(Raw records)

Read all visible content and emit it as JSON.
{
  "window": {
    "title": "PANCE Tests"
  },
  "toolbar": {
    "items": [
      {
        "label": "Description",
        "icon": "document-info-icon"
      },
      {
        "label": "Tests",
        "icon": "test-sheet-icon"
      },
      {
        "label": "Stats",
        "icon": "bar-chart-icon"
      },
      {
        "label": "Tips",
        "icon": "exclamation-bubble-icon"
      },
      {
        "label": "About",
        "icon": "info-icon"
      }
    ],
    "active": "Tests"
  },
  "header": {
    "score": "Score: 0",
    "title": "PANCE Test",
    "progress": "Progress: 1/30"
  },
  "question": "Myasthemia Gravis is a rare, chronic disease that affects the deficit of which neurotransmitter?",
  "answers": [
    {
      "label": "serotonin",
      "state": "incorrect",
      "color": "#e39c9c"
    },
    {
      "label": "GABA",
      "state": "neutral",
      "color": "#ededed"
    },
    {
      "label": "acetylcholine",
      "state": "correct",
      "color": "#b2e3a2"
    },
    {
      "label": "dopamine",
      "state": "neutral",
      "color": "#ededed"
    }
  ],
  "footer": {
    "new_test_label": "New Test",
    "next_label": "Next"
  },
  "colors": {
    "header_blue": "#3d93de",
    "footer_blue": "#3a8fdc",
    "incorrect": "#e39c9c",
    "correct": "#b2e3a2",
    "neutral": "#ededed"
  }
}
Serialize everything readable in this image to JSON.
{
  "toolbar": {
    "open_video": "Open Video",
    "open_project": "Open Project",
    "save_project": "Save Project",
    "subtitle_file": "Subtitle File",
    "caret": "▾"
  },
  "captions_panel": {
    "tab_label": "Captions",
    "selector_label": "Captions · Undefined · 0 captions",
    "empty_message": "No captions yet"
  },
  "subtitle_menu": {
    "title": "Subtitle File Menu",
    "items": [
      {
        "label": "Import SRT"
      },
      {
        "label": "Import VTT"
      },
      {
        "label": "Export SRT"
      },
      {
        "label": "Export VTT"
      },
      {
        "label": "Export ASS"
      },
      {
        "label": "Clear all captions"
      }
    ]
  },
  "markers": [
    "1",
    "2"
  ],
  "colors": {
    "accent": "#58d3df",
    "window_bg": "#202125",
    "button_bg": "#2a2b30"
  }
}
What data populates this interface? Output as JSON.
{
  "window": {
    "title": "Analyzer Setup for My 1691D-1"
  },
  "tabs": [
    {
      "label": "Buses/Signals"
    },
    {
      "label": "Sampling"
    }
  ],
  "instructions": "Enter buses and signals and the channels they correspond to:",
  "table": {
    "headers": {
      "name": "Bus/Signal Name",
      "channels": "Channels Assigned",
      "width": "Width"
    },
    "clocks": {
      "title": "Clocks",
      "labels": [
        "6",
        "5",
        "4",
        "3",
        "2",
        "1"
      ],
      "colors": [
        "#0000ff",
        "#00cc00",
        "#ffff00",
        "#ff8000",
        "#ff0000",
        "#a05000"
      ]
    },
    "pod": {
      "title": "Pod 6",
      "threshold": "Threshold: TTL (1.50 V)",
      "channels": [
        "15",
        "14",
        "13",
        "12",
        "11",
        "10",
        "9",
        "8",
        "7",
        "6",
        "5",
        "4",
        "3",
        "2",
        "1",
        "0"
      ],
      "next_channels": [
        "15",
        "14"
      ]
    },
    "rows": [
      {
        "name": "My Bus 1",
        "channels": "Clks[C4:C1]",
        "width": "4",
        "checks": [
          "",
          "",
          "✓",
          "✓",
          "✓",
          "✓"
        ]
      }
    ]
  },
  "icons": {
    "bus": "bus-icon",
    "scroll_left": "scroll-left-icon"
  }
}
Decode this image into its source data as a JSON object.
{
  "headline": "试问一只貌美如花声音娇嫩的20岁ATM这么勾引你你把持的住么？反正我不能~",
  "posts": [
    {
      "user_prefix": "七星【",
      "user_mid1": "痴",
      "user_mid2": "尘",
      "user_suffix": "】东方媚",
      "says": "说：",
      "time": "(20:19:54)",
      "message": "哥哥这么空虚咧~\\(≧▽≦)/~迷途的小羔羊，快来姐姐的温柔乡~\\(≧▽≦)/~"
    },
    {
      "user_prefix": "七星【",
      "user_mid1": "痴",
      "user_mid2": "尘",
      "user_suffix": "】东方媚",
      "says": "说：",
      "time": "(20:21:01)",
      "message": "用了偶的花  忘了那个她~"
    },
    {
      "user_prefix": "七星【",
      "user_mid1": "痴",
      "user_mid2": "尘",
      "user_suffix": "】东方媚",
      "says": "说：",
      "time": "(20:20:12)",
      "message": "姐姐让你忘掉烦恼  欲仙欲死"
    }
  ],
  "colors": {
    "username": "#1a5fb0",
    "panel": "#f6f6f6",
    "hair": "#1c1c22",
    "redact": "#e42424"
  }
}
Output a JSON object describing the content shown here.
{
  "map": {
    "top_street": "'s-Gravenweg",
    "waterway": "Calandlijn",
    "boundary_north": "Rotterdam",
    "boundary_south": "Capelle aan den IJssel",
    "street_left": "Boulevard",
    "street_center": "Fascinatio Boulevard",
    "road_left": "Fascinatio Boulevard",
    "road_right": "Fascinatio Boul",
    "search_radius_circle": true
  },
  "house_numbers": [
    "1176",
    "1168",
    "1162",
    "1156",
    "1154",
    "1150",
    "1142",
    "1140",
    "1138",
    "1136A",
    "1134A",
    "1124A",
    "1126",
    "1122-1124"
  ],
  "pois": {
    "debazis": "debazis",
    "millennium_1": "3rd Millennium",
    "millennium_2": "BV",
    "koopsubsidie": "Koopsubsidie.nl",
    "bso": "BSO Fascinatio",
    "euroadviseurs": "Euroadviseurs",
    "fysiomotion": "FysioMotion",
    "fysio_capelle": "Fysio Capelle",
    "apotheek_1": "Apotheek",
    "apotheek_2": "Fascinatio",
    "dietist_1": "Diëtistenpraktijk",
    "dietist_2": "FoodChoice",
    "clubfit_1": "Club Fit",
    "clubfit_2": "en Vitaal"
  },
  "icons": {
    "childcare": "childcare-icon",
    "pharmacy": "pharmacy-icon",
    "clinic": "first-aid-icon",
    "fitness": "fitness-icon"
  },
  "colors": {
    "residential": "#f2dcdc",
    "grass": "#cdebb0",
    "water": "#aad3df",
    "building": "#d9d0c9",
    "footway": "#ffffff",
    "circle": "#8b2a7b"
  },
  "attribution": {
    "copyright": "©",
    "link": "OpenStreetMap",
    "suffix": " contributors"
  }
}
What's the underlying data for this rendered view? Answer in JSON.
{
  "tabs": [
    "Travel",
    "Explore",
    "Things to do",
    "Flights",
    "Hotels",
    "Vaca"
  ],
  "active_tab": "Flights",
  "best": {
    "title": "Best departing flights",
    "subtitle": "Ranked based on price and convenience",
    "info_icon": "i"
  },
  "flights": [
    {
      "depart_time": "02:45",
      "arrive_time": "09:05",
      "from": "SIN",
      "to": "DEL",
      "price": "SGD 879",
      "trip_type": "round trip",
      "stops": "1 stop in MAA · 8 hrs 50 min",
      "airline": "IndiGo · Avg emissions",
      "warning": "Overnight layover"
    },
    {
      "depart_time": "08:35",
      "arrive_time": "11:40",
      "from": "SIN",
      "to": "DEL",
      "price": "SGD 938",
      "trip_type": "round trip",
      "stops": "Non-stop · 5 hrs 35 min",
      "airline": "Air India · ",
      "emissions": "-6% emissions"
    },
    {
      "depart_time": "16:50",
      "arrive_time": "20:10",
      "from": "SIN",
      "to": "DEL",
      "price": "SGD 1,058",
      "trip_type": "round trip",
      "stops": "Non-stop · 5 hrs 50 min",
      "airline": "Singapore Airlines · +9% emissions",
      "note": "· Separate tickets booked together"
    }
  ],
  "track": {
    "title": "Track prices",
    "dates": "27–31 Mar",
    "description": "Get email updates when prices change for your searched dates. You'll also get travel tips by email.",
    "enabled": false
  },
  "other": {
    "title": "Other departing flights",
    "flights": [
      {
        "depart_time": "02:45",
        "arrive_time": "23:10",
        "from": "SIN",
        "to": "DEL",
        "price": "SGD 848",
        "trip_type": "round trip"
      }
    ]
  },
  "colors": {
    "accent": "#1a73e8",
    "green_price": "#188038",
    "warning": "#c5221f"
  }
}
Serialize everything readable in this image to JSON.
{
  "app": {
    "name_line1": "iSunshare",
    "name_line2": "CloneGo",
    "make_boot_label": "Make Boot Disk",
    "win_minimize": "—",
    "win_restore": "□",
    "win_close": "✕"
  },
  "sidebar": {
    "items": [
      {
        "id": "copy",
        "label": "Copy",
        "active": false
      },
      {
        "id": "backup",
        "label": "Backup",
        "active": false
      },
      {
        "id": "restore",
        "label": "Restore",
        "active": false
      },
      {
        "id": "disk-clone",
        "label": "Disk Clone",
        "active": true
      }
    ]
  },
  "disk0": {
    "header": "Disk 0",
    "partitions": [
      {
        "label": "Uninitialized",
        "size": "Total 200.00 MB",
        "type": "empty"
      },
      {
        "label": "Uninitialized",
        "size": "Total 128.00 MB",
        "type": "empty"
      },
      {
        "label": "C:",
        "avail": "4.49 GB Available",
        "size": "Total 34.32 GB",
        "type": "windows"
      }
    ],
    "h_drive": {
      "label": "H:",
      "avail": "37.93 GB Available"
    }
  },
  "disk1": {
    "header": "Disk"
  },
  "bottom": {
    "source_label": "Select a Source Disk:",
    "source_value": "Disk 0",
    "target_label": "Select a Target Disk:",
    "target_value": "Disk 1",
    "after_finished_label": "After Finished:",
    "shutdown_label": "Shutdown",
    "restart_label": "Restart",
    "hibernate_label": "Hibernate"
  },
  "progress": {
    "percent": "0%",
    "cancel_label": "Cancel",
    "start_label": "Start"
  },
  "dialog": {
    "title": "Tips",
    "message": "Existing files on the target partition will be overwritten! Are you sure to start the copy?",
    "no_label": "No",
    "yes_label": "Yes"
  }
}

▶ _WORK INSTRUCTIONS_
Which lines hold the word "object"? Copy every one of them.

▶ _FINAL ANSWER_
Decode this image into its source data as a JSON object.
Output a JSON object describing the content shown here.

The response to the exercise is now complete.